Source records
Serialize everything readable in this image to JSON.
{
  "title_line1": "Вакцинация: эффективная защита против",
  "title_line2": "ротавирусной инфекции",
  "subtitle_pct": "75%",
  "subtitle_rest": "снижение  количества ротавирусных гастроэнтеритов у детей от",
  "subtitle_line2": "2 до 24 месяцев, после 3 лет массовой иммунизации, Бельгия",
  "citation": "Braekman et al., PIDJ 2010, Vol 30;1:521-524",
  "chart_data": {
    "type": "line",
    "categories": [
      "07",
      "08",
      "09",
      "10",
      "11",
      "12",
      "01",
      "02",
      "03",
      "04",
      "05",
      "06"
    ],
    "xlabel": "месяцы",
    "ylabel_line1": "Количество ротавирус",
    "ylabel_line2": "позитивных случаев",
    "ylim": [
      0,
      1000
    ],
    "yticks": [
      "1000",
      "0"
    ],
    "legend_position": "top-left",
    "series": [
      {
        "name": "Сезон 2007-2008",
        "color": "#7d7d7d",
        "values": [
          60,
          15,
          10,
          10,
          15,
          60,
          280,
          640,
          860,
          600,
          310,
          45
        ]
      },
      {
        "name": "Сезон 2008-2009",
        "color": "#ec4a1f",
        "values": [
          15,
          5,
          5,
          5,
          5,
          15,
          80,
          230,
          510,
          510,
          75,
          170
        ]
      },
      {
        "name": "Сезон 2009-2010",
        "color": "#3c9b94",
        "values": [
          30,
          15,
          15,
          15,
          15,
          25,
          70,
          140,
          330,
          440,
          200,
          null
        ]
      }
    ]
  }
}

- **TASK DIRECTIONS**: Gather each line in the data that holds the string "name".

- **EXERCISE SOLUTION**:
        "name": "Сезон 2007-2008",
        "name": "Сезон 2008-2009",
        "name": "Сезон 2009-2010",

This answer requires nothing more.